■ Given data:

..........

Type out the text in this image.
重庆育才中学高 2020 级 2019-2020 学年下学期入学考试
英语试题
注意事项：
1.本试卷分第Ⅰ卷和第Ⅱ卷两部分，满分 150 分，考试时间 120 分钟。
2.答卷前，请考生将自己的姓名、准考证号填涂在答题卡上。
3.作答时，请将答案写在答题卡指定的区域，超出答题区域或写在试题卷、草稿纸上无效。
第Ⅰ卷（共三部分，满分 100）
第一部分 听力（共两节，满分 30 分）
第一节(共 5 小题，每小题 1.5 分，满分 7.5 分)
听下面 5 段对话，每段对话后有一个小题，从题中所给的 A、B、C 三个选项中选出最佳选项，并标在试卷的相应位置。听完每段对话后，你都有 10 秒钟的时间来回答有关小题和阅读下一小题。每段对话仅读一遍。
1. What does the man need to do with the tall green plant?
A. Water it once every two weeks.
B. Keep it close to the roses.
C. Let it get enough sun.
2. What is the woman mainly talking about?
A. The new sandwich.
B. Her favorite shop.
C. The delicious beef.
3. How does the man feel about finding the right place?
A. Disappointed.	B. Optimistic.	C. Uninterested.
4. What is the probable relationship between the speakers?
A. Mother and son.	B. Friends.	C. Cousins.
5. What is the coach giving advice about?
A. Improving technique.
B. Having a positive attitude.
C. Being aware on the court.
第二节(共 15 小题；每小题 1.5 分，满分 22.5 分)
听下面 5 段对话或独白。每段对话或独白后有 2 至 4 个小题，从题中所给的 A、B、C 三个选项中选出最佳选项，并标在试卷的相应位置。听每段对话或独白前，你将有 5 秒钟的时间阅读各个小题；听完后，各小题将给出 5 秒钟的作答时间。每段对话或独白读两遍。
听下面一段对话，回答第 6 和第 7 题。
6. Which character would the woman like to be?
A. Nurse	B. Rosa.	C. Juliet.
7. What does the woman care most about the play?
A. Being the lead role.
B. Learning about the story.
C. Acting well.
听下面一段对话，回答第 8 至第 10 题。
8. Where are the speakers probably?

..........

■ Brief:
Return each line of the records above exactly as it reads.

■ Task solution:
Type out the text in this image.
重庆育才中学高 2020 级 2019-2020 学年下学期入学考试
英语试题
注意事项：
1.本试卷分第Ⅰ卷和第Ⅱ卷两部分，满分 150 分，考试时间 120 分钟。
2.答卷前，请考生将自己的姓名、准考证号填涂在答题卡上。
3.作答时，请将答案写在答题卡指定的区域，超出答题区域或写在试题卷、草稿纸上无效。
第Ⅰ卷（共三部分，满分 100）
第一部分 听力（共两节，满分 30 分）
第一节(共 5 小题，每小题 1.5 分，满分 7.5 分)
听下面 5 段对话，每段对话后有一个小题，从题中所给的 A、B、C 三个选项中选出最佳选项，并标在试卷的相应位置。听完每段对话后，你都有 10 秒钟的时间来回答有关小题和阅读下一小题。每段对话仅读一遍。
1. What does the man need to do with the tall green plant?
A. Water it once every two weeks.
B. Keep it close to the roses.
C. Let it get enough sun.
2. What is the woman mainly talking about?
A. The new sandwich.
B. Her favorite shop.
C. The delicious beef.
3. How does the man feel about finding the right place?
A. Disappointed.	B. Optimistic.	C. Uninterested.
4. What is the probable relationship between the speakers?
A. Mother and son.	B. Friends.	C. Cousins.
5. What is the coach giving advice about?
A. Improving technique.
B. Having a positive attitude.
C. Being aware on the court.
第二节(共 15 小题；每小题 1.5 分，满分 22.5 分)
听下面 5 段对话或独白。每段对话或独白后有 2 至 4 个小题，从题中所给的 A、B、C 三个选项中选出最佳选项，并标在试卷的相应位置。听每段对话或独白前，你将有 5 秒钟的时间阅读各个小题；听完后，各小题将给出 5 秒钟的作答时间。每段对话或独白读两遍。
听下面一段对话，回答第 6 和第 7 题。
6. Which character would the woman like to be?
A. Nurse	B. Rosa.	C. Juliet.
7. What does the woman care most about the play?
A. Being the lead role.
B. Learning about the story.
C. Acting well.
听下面一段对话，回答第 8 至第 10 题。
8. Where are the speakers probably?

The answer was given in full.